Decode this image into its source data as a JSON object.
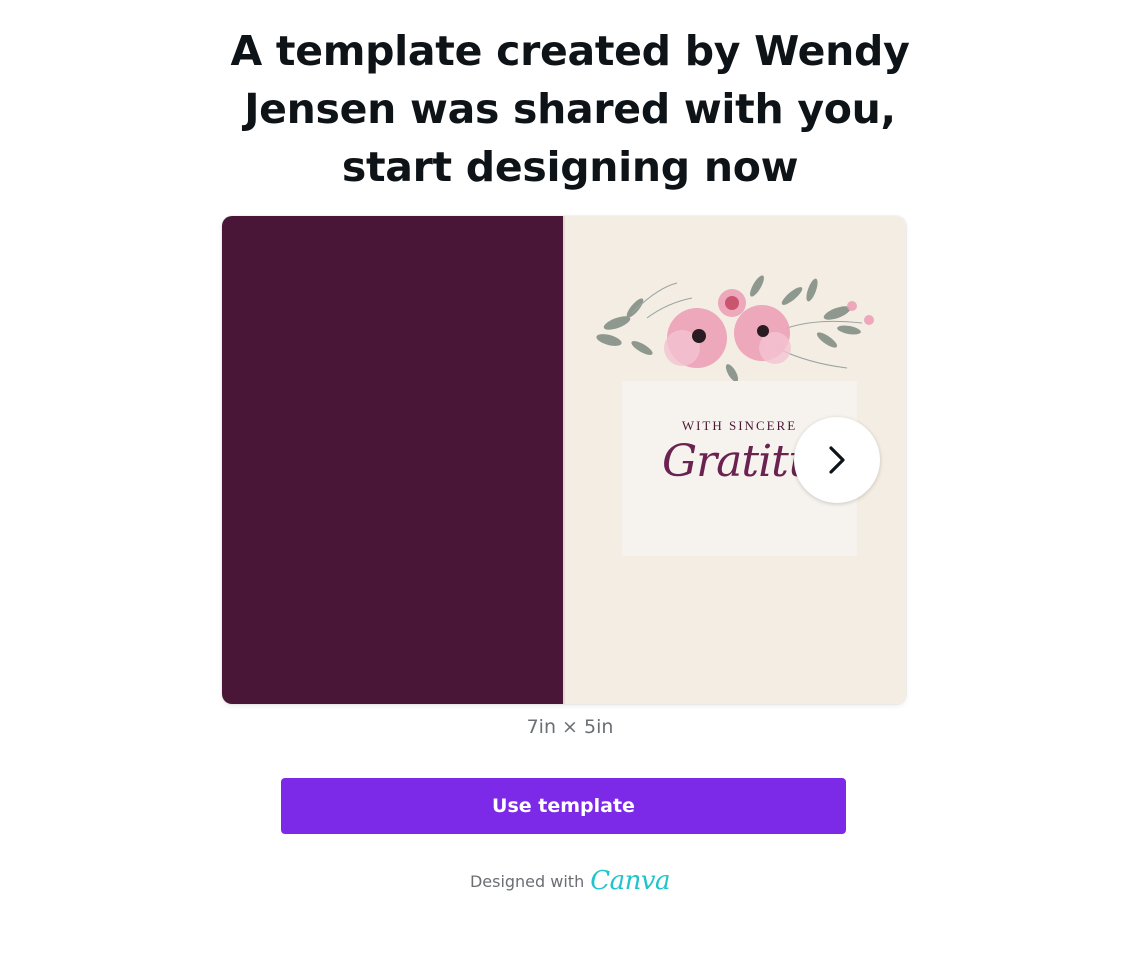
{
  "headline": "A template created by Wendy Jensen was shared with you, start designing now",
  "preview": {
    "card_eyebrow": "WITH SINCERE",
    "card_script": "Gratitude",
    "colors": {
      "cover": "#4a1638",
      "inside": "#f3ede3",
      "script": "#6a2350"
    }
  },
  "dimensions": "7in × 5in",
  "actions": {
    "use_template": "Use template"
  },
  "footer": {
    "designed_with": "Designed with",
    "brand": "Canva",
    "brand_color": "#20c4cb"
  },
  "colors": {
    "accent": "#7d2ae8"
  },
  "icons": {
    "next": "chevron-right-icon"
  }
}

#####

▸ EXERCISE DESCRIPTION:
Repeat each entry above word for word, leaving every picture out.

▸ COMPLETED TASK:
Decode this image into its source data as a JSON object.
{
  "headline": "A template created by Wendy Jensen was shared with you, start designing now",
  "preview": {
    "card_eyebrow": "WITH SINCERE",
    "card_script": "Gratitude",
    "colors": {
      "cover": "#4a1638",
      "inside": "#f3ede3",
      "script": "#6a2350"
    }
  },
  "dimensions": "7in × 5in",
  "actions": {
    "use_template": "Use template"
  },
  "footer": {
    "designed_with": "Designed with",
    "brand": "Canva",
    "brand_color": "#20c4cb"
  },
  "colors": {
    "accent": "#7d2ae8"
  },
  "icons": {
    "next": "chevron-right-icon"
  }
}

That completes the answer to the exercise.